# Task objective
Present the following entries again, word for word and in full.

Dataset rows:
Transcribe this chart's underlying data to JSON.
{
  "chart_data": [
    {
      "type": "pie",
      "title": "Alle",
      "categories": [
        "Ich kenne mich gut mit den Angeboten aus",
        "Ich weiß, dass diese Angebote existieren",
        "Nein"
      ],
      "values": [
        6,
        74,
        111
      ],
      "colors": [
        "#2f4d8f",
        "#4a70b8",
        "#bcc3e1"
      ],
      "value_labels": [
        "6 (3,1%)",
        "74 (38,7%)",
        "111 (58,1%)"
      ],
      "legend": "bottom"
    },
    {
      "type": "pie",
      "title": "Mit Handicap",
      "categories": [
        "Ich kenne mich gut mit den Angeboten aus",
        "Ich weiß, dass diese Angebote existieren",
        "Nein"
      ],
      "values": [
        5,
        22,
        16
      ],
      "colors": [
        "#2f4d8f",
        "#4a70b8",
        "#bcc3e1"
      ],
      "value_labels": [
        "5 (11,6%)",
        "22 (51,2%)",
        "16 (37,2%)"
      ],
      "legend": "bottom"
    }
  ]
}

# Output for this exercise
Transcribe this chart's underlying data to JSON.
{
  "chart_data": [
    {
      "type": "pie",
      "title": "Alle",
      "categories": [
        "Ich kenne mich gut mit den Angeboten aus",
        "Ich weiß, dass diese Angebote existieren",
        "Nein"
      ],
      "values": [
        6,
        74,
        111
      ],
      "colors": [
        "#2f4d8f",
        "#4a70b8",
        "#bcc3e1"
      ],
      "value_labels": [
        "6 (3,1%)",
        "74 (38,7%)",
        "111 (58,1%)"
      ],
      "legend": "bottom"
    },
    {
      "type": "pie",
      "title": "Mit Handicap",
      "categories": [
        "Ich kenne mich gut mit den Angeboten aus",
        "Ich weiß, dass diese Angebote existieren",
        "Nein"
      ],
      "values": [
        5,
        22,
        16
      ],
      "colors": [
        "#2f4d8f",
        "#4a70b8",
        "#bcc3e1"
      ],
      "value_labels": [
        "5 (11,6%)",
        "22 (51,2%)",
        "16 (37,2%)"
      ],
      "legend": "bottom"
    }
  ]
}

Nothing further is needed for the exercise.